Stated problem: Quote the listing below in its entirety, omitting every image.

════════════════

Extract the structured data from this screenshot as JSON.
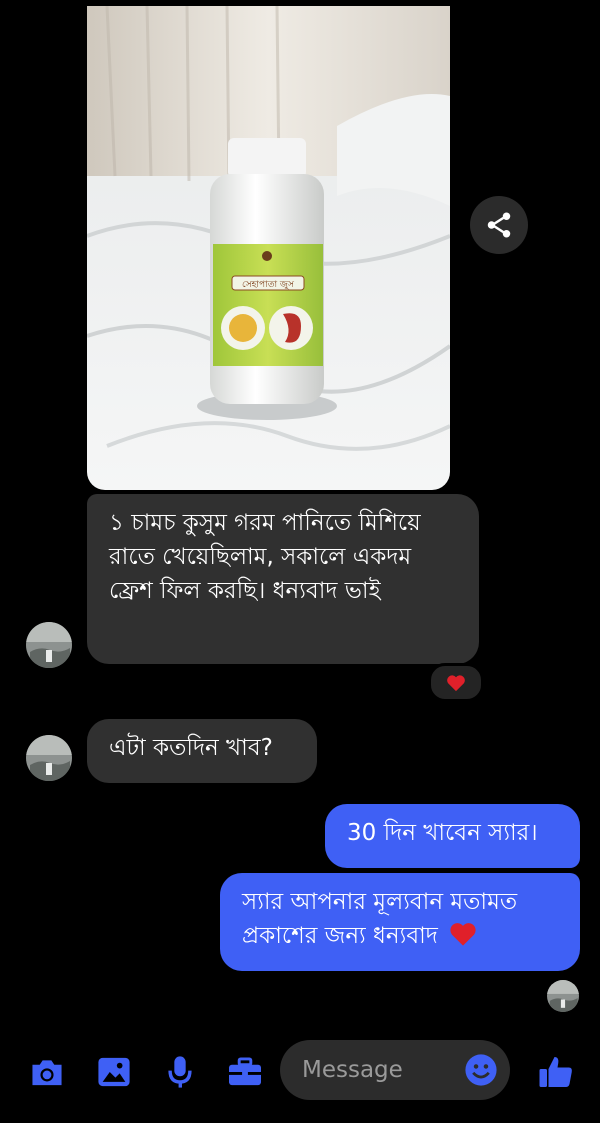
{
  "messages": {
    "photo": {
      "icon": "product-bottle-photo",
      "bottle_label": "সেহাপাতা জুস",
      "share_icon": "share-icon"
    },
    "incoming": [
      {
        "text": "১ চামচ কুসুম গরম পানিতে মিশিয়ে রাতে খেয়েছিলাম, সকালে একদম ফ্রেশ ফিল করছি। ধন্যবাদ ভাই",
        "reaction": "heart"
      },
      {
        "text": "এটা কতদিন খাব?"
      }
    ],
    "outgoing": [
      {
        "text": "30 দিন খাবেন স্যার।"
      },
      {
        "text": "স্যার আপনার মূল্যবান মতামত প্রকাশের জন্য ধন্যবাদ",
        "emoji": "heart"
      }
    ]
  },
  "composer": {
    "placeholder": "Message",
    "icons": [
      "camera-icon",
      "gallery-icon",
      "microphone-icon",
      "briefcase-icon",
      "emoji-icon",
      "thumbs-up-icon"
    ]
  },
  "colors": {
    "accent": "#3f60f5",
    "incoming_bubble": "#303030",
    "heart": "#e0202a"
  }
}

════════════════

Completed task:
Extract the structured data from this screenshot as JSON.
{
  "messages": {
    "photo": {
      "icon": "product-bottle-photo",
      "bottle_label": "সেহাপাতা জুস",
      "share_icon": "share-icon"
    },
    "incoming": [
      {
        "text": "১ চামচ কুসুম গরম পানিতে মিশিয়ে রাতে খেয়েছিলাম, সকালে একদম ফ্রেশ ফিল করছি। ধন্যবাদ ভাই",
        "reaction": "heart"
      },
      {
        "text": "এটা কতদিন খাব?"
      }
    ],
    "outgoing": [
      {
        "text": "30 দিন খাবেন স্যার।"
      },
      {
        "text": "স্যার আপনার মূল্যবান মতামত প্রকাশের জন্য ধন্যবাদ",
        "emoji": "heart"
      }
    ]
  },
  "composer": {
    "placeholder": "Message",
    "icons": [
      "camera-icon",
      "gallery-icon",
      "microphone-icon",
      "briefcase-icon",
      "emoji-icon",
      "thumbs-up-icon"
    ]
  },
  "colors": {
    "accent": "#3f60f5",
    "incoming_bubble": "#303030",
    "heart": "#e0202a"
  }
}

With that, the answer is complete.